:: THE TASK ::
Please recast the listing below as a Markdown table with the columns Row and Line, numbering each nonblank line in order and leaving out the pictures.

_ _ _ _

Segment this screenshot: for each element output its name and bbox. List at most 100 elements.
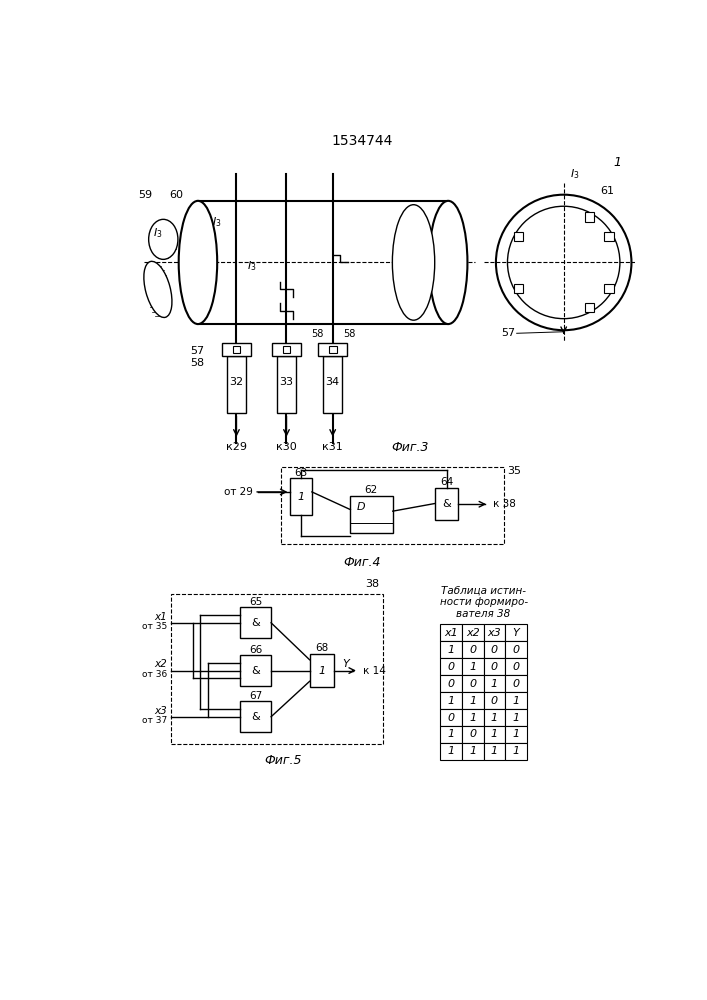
Bar	[440, 675, 462, 692]
Text: 0: 0	[469, 645, 477, 655]
Circle shape	[496, 195, 631, 330]
Bar	[484, 709, 506, 726]
Bar	[506, 658, 527, 675]
Text: 1: 1	[469, 662, 477, 672]
Text: 32: 32	[229, 377, 243, 387]
Text: к 38: к 38	[493, 499, 515, 509]
Text: &: &	[251, 666, 260, 676]
Bar	[462, 692, 484, 709]
Text: 0: 0	[448, 713, 455, 723]
Text: 58: 58	[190, 358, 204, 368]
Circle shape	[508, 206, 620, 319]
Bar	[484, 692, 506, 709]
Text: 1: 1	[513, 746, 520, 756]
Bar	[604, 232, 614, 241]
Bar	[240, 655, 271, 686]
Text: х2: х2	[466, 628, 480, 638]
Bar	[484, 726, 506, 743]
Text: 0: 0	[469, 729, 477, 739]
Text: 66: 66	[249, 645, 262, 655]
Text: 1: 1	[448, 696, 455, 706]
Bar	[585, 212, 595, 222]
Bar	[440, 726, 462, 743]
Text: Фиг.4: Фиг.4	[343, 556, 380, 569]
Text: $I_3$: $I_3$	[571, 167, 580, 181]
Text: 1: 1	[491, 729, 498, 739]
Bar	[233, 346, 240, 353]
Bar	[440, 709, 462, 726]
Ellipse shape	[429, 201, 467, 324]
Ellipse shape	[148, 219, 178, 259]
Bar	[240, 701, 271, 732]
Text: 0: 0	[513, 662, 520, 672]
Text: Таблица истин-
ности формиро-
вателя 38: Таблица истин- ности формиро- вателя 38	[440, 586, 527, 619]
Text: х1: х1	[445, 628, 458, 638]
Text: от 36: от 36	[142, 670, 167, 679]
Text: 59: 59	[139, 190, 153, 200]
Text: $I_3$: $I_3$	[247, 259, 257, 273]
Bar	[281, 466, 504, 544]
Text: 1534744: 1534744	[332, 134, 392, 148]
Text: 0: 0	[448, 679, 455, 689]
Text: 1: 1	[448, 746, 455, 756]
Text: 1: 1	[448, 645, 455, 655]
Text: Фиг.5: Фиг.5	[264, 754, 301, 767]
Text: к31: к31	[322, 442, 343, 452]
Bar	[324, 356, 342, 413]
Text: 58: 58	[344, 329, 356, 339]
Text: 67: 67	[249, 691, 262, 701]
Text: 64: 64	[440, 477, 453, 487]
Bar	[462, 624, 484, 641]
Text: 1: 1	[491, 713, 498, 723]
Bar	[484, 743, 506, 760]
Bar	[506, 743, 527, 760]
Text: к29: к29	[226, 442, 247, 452]
Text: 1: 1	[469, 746, 477, 756]
Text: 62: 62	[365, 485, 378, 495]
Bar	[506, 692, 527, 709]
Text: Фиг.3: Фиг.3	[391, 441, 428, 454]
Text: 0: 0	[491, 696, 498, 706]
Text: 1: 1	[469, 696, 477, 706]
Bar	[484, 624, 506, 641]
Text: &: &	[443, 499, 451, 509]
Bar	[272, 343, 301, 356]
Bar	[440, 743, 462, 760]
Bar	[462, 675, 484, 692]
Text: 1: 1	[469, 713, 477, 723]
Ellipse shape	[144, 261, 172, 317]
Text: 0: 0	[448, 662, 455, 672]
Text: 0: 0	[513, 645, 520, 655]
Text: Y: Y	[342, 659, 349, 669]
Text: 61: 61	[600, 186, 614, 196]
Bar	[506, 641, 527, 658]
Text: 0: 0	[469, 679, 477, 689]
Text: от 29: от 29	[223, 487, 252, 497]
Text: 57: 57	[501, 328, 515, 338]
Text: 57: 57	[190, 346, 204, 356]
Text: к 14: к 14	[363, 666, 386, 676]
Bar	[506, 709, 527, 726]
Bar	[506, 726, 527, 743]
Text: 58: 58	[311, 329, 324, 339]
Text: 1: 1	[513, 713, 520, 723]
Text: x3: x3	[154, 706, 167, 716]
Bar	[440, 641, 462, 658]
Text: $I_3$: $I_3$	[212, 216, 222, 229]
Bar	[462, 641, 484, 658]
Text: 65: 65	[249, 597, 262, 607]
Text: от 37: от 37	[142, 716, 167, 725]
Bar	[310, 654, 334, 687]
Text: $I_3$: $I_3$	[153, 226, 163, 240]
Bar	[283, 346, 291, 353]
Bar	[462, 709, 484, 726]
Text: 1: 1	[614, 156, 621, 169]
Bar	[604, 284, 614, 293]
Text: 38: 38	[365, 579, 379, 589]
Text: 63: 63	[295, 468, 308, 478]
Bar	[277, 356, 296, 413]
Text: Y: Y	[513, 628, 520, 638]
Bar	[171, 594, 382, 744]
Bar	[435, 488, 458, 520]
Ellipse shape	[179, 201, 217, 324]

_ _ _ _

:: THE OUTPUT ::
| Row | Line |
|---|---|
| 1 | Segment this screenshot: for each element output its name and bbox. List at most 100 elements. |
| 2 | Bar	[440, 675, 462, 692] |
| 3 | Text: 0: 0	[469, 645, 477, 655] |
| 4 | Circle shape	[496, 195, 631, 330] |
| 5 | Bar	[484, 709, 506, 726] |
| 6 | Bar	[506, 658, 527, 675] |
| 7 | Text: 1: 1	[469, 662, 477, 672] |
| 8 | Text: 32: 32	[229, 377, 243, 387] |
| 9 | Text: к 38: к 38	[493, 499, 515, 509] |
| 10 | Text: &: &	[251, 666, 260, 676] |
| 11 | Bar	[462, 692, 484, 709] |
| 12 | Text: 0: 0	[448, 713, 455, 723] |
| 13 | Text: 58: 58	[190, 358, 204, 368] |
| 14 | Circle shape	[508, 206, 620, 319] |
| 15 | Bar	[484, 692, 506, 709] |
| 16 | Text: 1: 1	[513, 746, 520, 756] |
| 17 | Bar	[604, 232, 614, 241] |
| 18 | Bar	[240, 655, 271, 686] |
| 19 | Text: х2: х2	[466, 628, 480, 638] |
| 20 | Bar	[484, 726, 506, 743] |
| 21 | Text: 0: 0	[469, 729, 477, 739] |
| 22 | Text: 66: 66	[249, 645, 262, 655] |
| 23 | Text: 1: 1	[448, 696, 455, 706] |
| 24 | Bar	[585, 212, 595, 222] |
| 25 | Bar	[440, 726, 462, 743] |
| 26 | Text: Фиг.4: Фиг.4	[343, 556, 380, 569] |
| 27 | Text: $I_3$: $I_3$	[571, 167, 580, 181] |
| 28 | Text: 1: 1	[491, 729, 498, 739] |
| 29 | Bar	[233, 346, 240, 353] |
| 30 | Bar	[440, 709, 462, 726] |
| 31 | Ellipse shape	[429, 201, 467, 324] |
| 32 | Ellipse shape	[148, 219, 178, 259] |
| 33 | Bar	[240, 701, 271, 732] |
| 34 | Text: 0: 0	[513, 662, 520, 672] |
| 35 | Text: Таблица истин- |
| 36 | ности формиро- |
| 37 | вателя 38: Таблица истин- ности формиро- вателя 38	[440, 586, 527, 619] |
| 38 | Text: х1: х1	[445, 628, 458, 638] |
| 39 | Text: от 36: от 36	[142, 670, 167, 679] |
| 40 | Text: 59: 59	[139, 190, 153, 200] |
| 41 | Text: $I_3$: $I_3$	[247, 259, 257, 273] |
| 42 | Bar	[281, 466, 504, 544] |
| 43 | Text: 1534744: 1534744	[332, 134, 392, 148] |
| 44 | Text: 0: 0	[448, 679, 455, 689] |
| 45 | Text: 1: 1	[448, 746, 455, 756] |
| 46 | Text: 1: 1	[448, 645, 455, 655] |
| 47 | Text: Фиг.5: Фиг.5	[264, 754, 301, 767] |
| 48 | Text: к31: к31	[322, 442, 343, 452] |
| 49 | Bar	[324, 356, 342, 413] |
| 50 | Text: 58: 58	[344, 329, 356, 339] |
| 51 | Text: 67: 67	[249, 691, 262, 701] |
| 52 | Text: 64: 64	[440, 477, 453, 487] |
| 53 | Bar	[462, 624, 484, 641] |
| 54 | Text: 1: 1	[491, 713, 498, 723] |
| 55 | Bar	[484, 743, 506, 760] |
| 56 | Bar	[506, 743, 527, 760] |
| 57 | Text: к29: к29	[226, 442, 247, 452] |
| 58 | Text: 1: 1	[469, 746, 477, 756] |
| 59 | Text: 62: 62	[365, 485, 378, 495] |
| 60 | Bar	[506, 692, 527, 709] |
| 61 | Text: Фиг.3: Фиг.3	[391, 441, 428, 454] |
| 62 | Text: 0: 0	[491, 696, 498, 706] |
| 63 | Text: 1: 1	[469, 696, 477, 706] |
| 64 | Bar	[484, 624, 506, 641] |
| 65 | Text: &: &	[443, 499, 451, 509] |
| 66 | Bar	[272, 343, 301, 356] |
| 67 | Bar	[440, 743, 462, 760] |
| 68 | Bar	[462, 675, 484, 692] |
| 69 | Text: 1: 1	[469, 713, 477, 723] |
| 70 | Ellipse shape	[144, 261, 172, 317] |
| 71 | Text: 0: 0	[448, 662, 455, 672] |
| 72 | Text: 0: 0	[513, 645, 520, 655] |
| 73 | Text: Y: Y	[342, 659, 349, 669] |
| 74 | Text: 61: 61	[600, 186, 614, 196] |
| 75 | Bar	[506, 641, 527, 658] |
| 76 | Text: 0: 0	[469, 679, 477, 689] |
| 77 | Text: от 29: от 29	[223, 487, 252, 497] |
| 78 | Text: 57: 57	[501, 328, 515, 338] |
| 79 | Text: 57: 57	[190, 346, 204, 356] |
| 80 | Text: к 14: к 14	[363, 666, 386, 676] |
| 81 | Bar	[506, 709, 527, 726] |
| 82 | Bar	[506, 726, 527, 743] |
| 83 | Text: 58: 58	[311, 329, 324, 339] |
| 84 | Text: 1: 1	[513, 713, 520, 723] |
| 85 | Text: x3: x3	[154, 706, 167, 716] |
| 86 | Bar	[440, 641, 462, 658] |
| 87 | Text: $I_3$: $I_3$	[212, 216, 222, 229] |
| 88 | Bar	[462, 641, 484, 658] |
| 89 | Text: 65: 65	[249, 597, 262, 607] |
| 90 | Text: от 37: от 37	[142, 716, 167, 725] |
| 91 | Bar	[310, 654, 334, 687] |
| 92 | Text: $I_3$: $I_3$	[153, 226, 163, 240] |
| 93 | Bar	[283, 346, 291, 353] |
| 94 | Bar	[462, 709, 484, 726] |
| 95 | Text: 1: 1	[614, 156, 621, 169] |
| 96 | Bar	[604, 284, 614, 293] |
| 97 | Text: 38: 38	[365, 579, 379, 589] |
| 98 | Text: 63: 63	[295, 468, 308, 478] |
| 99 | Bar	[277, 356, 296, 413] |
| 100 | Text: Y: Y	[513, 628, 520, 638] |
| 101 | Bar	[171, 594, 382, 744] |
| 102 | Bar	[435, 488, 458, 520] |
| 103 | Ellipse shape	[179, 201, 217, 324] |